• Aim of the task
Pictures stay out of the copy; set down each line of the listing below exactly.

• Information provided
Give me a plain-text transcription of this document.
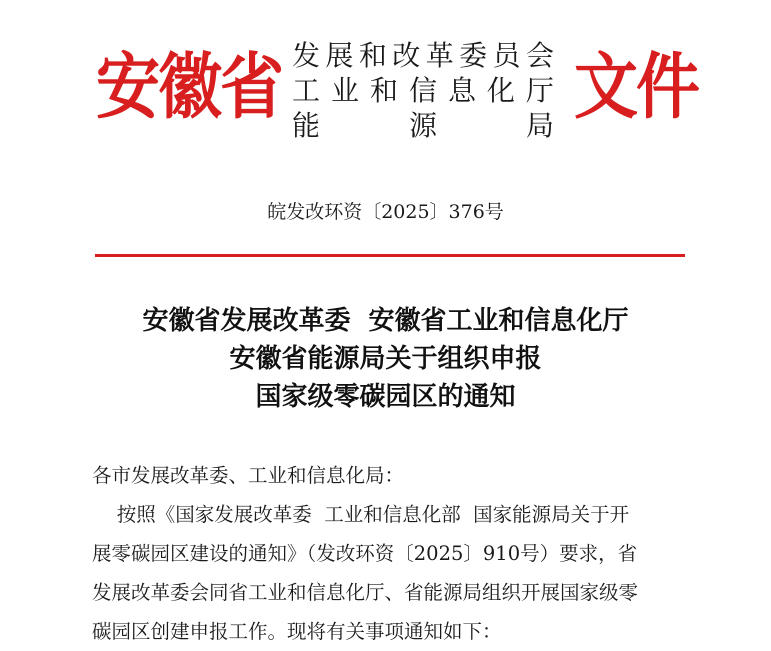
安徽省 发 展 和 改 革 委 员 会
工 业 和 信 息 化 厅
能	源	局 文件
皖发改环资〔2025〕376号
安徽省发展改革委  安徽省工业和信息化厅
安徽省能源局关于组织申报
国家级零碳园区的通知
各市发展改革委、工业和信息化局：
按照《国家发展改革委  工业和信息化部  国家能源局关于开
展零碳园区建设的通知》（发改环资〔2025〕910号）要求，省
发展改革委会同省工业和信息化厅、省能源局组织开展国家级零
碳园区创建申报工作。现将有关事项通知如下：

• Response to the exercise
Give me a plain-text transcription of this document.
安徽省 发 展 和 改 革 委 员 会
工 业 和 信 息 化 厅
能	源	局 文件
皖发改环资〔2025〕376号
安徽省发展改革委  安徽省工业和信息化厅
安徽省能源局关于组织申报
国家级零碳园区的通知
各市发展改革委、工业和信息化局：
按照《国家发展改革委  工业和信息化部  国家能源局关于开
展零碳园区建设的通知》（发改环资〔2025〕910号）要求，省
发展改革委会同省工业和信息化厅、省能源局组织开展国家级零
碳园区创建申报工作。现将有关事项通知如下：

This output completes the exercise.